### Given request
Return every record exactly as written.
--- start of Supplied entries ---
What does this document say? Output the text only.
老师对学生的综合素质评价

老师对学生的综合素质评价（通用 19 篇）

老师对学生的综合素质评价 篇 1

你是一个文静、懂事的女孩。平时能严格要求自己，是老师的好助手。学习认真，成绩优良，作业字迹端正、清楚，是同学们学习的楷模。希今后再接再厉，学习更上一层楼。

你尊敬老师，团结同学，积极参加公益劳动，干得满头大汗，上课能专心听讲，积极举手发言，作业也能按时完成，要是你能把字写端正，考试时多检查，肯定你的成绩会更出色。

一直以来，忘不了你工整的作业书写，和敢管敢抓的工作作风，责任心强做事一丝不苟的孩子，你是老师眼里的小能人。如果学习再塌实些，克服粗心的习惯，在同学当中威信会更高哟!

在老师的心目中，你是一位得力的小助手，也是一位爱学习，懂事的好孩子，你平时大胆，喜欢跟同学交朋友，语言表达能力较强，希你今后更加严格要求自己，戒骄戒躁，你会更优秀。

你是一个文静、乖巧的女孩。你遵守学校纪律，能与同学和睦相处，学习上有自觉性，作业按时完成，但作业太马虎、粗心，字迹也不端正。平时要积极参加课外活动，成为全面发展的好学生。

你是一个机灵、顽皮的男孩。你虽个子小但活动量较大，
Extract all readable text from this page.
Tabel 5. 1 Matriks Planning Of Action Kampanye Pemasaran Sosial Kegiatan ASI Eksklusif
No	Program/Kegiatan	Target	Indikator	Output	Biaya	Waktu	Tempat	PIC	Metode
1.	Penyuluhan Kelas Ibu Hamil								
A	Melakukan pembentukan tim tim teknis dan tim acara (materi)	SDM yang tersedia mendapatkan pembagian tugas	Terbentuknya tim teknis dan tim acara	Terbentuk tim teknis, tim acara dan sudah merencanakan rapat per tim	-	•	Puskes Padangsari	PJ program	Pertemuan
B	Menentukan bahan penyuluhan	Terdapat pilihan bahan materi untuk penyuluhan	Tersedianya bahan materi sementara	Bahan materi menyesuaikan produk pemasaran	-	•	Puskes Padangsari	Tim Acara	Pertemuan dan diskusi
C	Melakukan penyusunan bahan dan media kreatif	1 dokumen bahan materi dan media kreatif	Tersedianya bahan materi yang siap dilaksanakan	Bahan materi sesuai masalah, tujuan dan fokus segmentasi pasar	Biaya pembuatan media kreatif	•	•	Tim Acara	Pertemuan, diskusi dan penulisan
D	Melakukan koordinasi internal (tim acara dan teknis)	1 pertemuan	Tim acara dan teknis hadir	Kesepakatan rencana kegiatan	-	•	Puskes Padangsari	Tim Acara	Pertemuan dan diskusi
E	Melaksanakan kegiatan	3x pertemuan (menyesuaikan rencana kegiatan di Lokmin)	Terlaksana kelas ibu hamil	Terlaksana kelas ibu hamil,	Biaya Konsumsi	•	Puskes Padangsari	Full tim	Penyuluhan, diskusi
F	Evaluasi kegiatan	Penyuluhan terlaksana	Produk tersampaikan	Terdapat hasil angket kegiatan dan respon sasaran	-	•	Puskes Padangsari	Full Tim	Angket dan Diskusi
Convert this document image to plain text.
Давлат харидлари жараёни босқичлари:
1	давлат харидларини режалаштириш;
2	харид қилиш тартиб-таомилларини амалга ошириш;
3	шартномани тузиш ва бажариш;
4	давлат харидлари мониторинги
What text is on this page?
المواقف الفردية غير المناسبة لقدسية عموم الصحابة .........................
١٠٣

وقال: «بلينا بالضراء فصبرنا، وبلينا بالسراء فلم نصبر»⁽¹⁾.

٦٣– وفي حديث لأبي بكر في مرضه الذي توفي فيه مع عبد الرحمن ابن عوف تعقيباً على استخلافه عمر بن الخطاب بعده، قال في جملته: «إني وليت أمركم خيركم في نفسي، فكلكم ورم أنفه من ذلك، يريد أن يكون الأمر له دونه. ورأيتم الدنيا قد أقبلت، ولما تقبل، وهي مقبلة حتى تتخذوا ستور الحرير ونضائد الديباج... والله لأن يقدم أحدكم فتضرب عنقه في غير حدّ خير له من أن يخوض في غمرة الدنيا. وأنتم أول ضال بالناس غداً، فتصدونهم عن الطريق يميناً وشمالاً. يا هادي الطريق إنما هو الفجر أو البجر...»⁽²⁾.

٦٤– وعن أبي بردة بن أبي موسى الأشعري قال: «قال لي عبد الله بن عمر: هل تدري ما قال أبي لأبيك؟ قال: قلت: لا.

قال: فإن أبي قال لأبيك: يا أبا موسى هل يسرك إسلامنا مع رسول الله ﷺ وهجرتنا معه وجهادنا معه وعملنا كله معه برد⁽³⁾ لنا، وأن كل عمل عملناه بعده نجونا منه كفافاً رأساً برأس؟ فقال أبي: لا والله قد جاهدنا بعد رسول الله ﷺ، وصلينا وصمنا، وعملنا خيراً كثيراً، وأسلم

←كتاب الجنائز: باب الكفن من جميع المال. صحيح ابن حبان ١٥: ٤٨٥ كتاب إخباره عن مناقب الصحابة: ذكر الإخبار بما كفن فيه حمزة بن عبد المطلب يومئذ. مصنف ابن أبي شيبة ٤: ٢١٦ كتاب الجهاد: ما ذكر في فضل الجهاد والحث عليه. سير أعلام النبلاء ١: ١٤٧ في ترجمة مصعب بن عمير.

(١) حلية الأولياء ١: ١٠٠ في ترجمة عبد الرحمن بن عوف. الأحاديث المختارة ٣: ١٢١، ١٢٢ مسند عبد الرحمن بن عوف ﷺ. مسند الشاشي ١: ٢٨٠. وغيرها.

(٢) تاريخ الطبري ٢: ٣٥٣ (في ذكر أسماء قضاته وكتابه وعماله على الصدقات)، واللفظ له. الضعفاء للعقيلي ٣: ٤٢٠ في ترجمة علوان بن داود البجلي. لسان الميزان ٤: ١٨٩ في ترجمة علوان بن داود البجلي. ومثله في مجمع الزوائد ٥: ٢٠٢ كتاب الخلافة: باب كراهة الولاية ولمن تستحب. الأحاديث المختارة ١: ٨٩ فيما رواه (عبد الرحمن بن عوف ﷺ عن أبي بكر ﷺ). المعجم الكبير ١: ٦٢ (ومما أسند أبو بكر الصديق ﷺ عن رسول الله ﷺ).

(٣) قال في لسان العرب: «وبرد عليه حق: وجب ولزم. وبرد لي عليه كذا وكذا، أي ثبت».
--- end of Supplied entries ---
### Exercise solution
What does this document say? Output the text only.
老师对学生的综合素质评价

老师对学生的综合素质评价（通用 19 篇）

老师对学生的综合素质评价 篇 1

你是一个文静、懂事的女孩。平时能严格要求自己，是老师的好助手。学习认真，成绩优良，作业字迹端正、清楚，是同学们学习的楷模。希今后再接再厉，学习更上一层楼。

你尊敬老师，团结同学，积极参加公益劳动，干得满头大汗，上课能专心听讲，积极举手发言，作业也能按时完成，要是你能把字写端正，考试时多检查，肯定你的成绩会更出色。

一直以来，忘不了你工整的作业书写，和敢管敢抓的工作作风，责任心强做事一丝不苟的孩子，你是老师眼里的小能人。如果学习再塌实些，克服粗心的习惯，在同学当中威信会更高哟!

在老师的心目中，你是一位得力的小助手，也是一位爱学习，懂事的好孩子，你平时大胆，喜欢跟同学交朋友，语言表达能力较强，希你今后更加严格要求自己，戒骄戒躁，你会更优秀。

你是一个文静、乖巧的女孩。你遵守学校纪律，能与同学和睦相处，学习上有自觉性，作业按时完成，但作业太马虎、粗心，字迹也不端正。平时要积极参加课外活动，成为全面发展的好学生。

你是一个机灵、顽皮的男孩。你虽个子小但活动量较大，
Extract all readable text from this page.
Tabel 5. 1 Matriks Planning Of Action Kampanye Pemasaran Sosial Kegiatan ASI Eksklusif
No	Program/Kegiatan	Target	Indikator	Output	Biaya	Waktu	Tempat	PIC	Metode
1.	Penyuluhan Kelas Ibu Hamil								
A	Melakukan pembentukan tim tim teknis dan tim acara (materi)	SDM yang tersedia mendapatkan pembagian tugas	Terbentuknya tim teknis dan tim acara	Terbentuk tim teknis, tim acara dan sudah merencanakan rapat per tim	-	•	Puskes Padangsari	PJ program	Pertemuan
B	Menentukan bahan penyuluhan	Terdapat pilihan bahan materi untuk penyuluhan	Tersedianya bahan materi sementara	Bahan materi menyesuaikan produk pemasaran	-	•	Puskes Padangsari	Tim Acara	Pertemuan dan diskusi
C	Melakukan penyusunan bahan dan media kreatif	1 dokumen bahan materi dan media kreatif	Tersedianya bahan materi yang siap dilaksanakan	Bahan materi sesuai masalah, tujuan dan fokus segmentasi pasar	Biaya pembuatan media kreatif	•	•	Tim Acara	Pertemuan, diskusi dan penulisan
D	Melakukan koordinasi internal (tim acara dan teknis)	1 pertemuan	Tim acara dan teknis hadir	Kesepakatan rencana kegiatan	-	•	Puskes Padangsari	Tim Acara	Pertemuan dan diskusi
E	Melaksanakan kegiatan	3x pertemuan (menyesuaikan rencana kegiatan di Lokmin)	Terlaksana kelas ibu hamil	Terlaksana kelas ibu hamil,	Biaya Konsumsi	•	Puskes Padangsari	Full tim	Penyuluhan, diskusi
F	Evaluasi kegiatan	Penyuluhan terlaksana	Produk tersampaikan	Terdapat hasil angket kegiatan dan respon sasaran	-	•	Puskes Padangsari	Full Tim	Angket dan Diskusi
Convert this document image to plain text.
Давлат харидлари жараёни босқичлари:
1	давлат харидларини режалаштириш;
2	харид қилиш тартиб-таомилларини амалга ошириш;
3	шартномани тузиш ва бажариш;
4	давлат харидлари мониторинги
What text is on this page?
المواقف الفردية غير المناسبة لقدسية عموم الصحابة .........................
١٠٣

وقال: «بلينا بالضراء فصبرنا، وبلينا بالسراء فلم نصبر»⁽¹⁾.

٦٣– وفي حديث لأبي بكر في مرضه الذي توفي فيه مع عبد الرحمن ابن عوف تعقيباً على استخلافه عمر بن الخطاب بعده، قال في جملته: «إني وليت أمركم خيركم في نفسي، فكلكم ورم أنفه من ذلك، يريد أن يكون الأمر له دونه. ورأيتم الدنيا قد أقبلت، ولما تقبل، وهي مقبلة حتى تتخذوا ستور الحرير ونضائد الديباج... والله لأن يقدم أحدكم فتضرب عنقه في غير حدّ خير له من أن يخوض في غمرة الدنيا. وأنتم أول ضال بالناس غداً، فتصدونهم عن الطريق يميناً وشمالاً. يا هادي الطريق إنما هو الفجر أو البجر...»⁽²⁾.

٦٤– وعن أبي بردة بن أبي موسى الأشعري قال: «قال لي عبد الله بن عمر: هل تدري ما قال أبي لأبيك؟ قال: قلت: لا.

قال: فإن أبي قال لأبيك: يا أبا موسى هل يسرك إسلامنا مع رسول الله ﷺ وهجرتنا معه وجهادنا معه وعملنا كله معه برد⁽³⁾ لنا، وأن كل عمل عملناه بعده نجونا منه كفافاً رأساً برأس؟ فقال أبي: لا والله قد جاهدنا بعد رسول الله ﷺ، وصلينا وصمنا، وعملنا خيراً كثيراً، وأسلم

←كتاب الجنائز: باب الكفن من جميع المال. صحيح ابن حبان ١٥: ٤٨٥ كتاب إخباره عن مناقب الصحابة: ذكر الإخبار بما كفن فيه حمزة بن عبد المطلب يومئذ. مصنف ابن أبي شيبة ٤: ٢١٦ كتاب الجهاد: ما ذكر في فضل الجهاد والحث عليه. سير أعلام النبلاء ١: ١٤٧ في ترجمة مصعب بن عمير.

(١) حلية الأولياء ١: ١٠٠ في ترجمة عبد الرحمن بن عوف. الأحاديث المختارة ٣: ١٢١، ١٢٢ مسند عبد الرحمن بن عوف ﷺ. مسند الشاشي ١: ٢٨٠. وغيرها.

(٢) تاريخ الطبري ٢: ٣٥٣ (في ذكر أسماء قضاته وكتابه وعماله على الصدقات)، واللفظ له. الضعفاء للعقيلي ٣: ٤٢٠ في ترجمة علوان بن داود البجلي. لسان الميزان ٤: ١٨٩ في ترجمة علوان بن داود البجلي. ومثله في مجمع الزوائد ٥: ٢٠٢ كتاب الخلافة: باب كراهة الولاية ولمن تستحب. الأحاديث المختارة ١: ٨٩ فيما رواه (عبد الرحمن بن عوف ﷺ عن أبي بكر ﷺ). المعجم الكبير ١: ٦٢ (ومما أسند أبو بكر الصديق ﷺ عن رسول الله ﷺ).

(٣) قال في لسان العرب: «وبرد عليه حق: وجب ولزم. وبرد لي عليه كذا وكذا، أي ثبت».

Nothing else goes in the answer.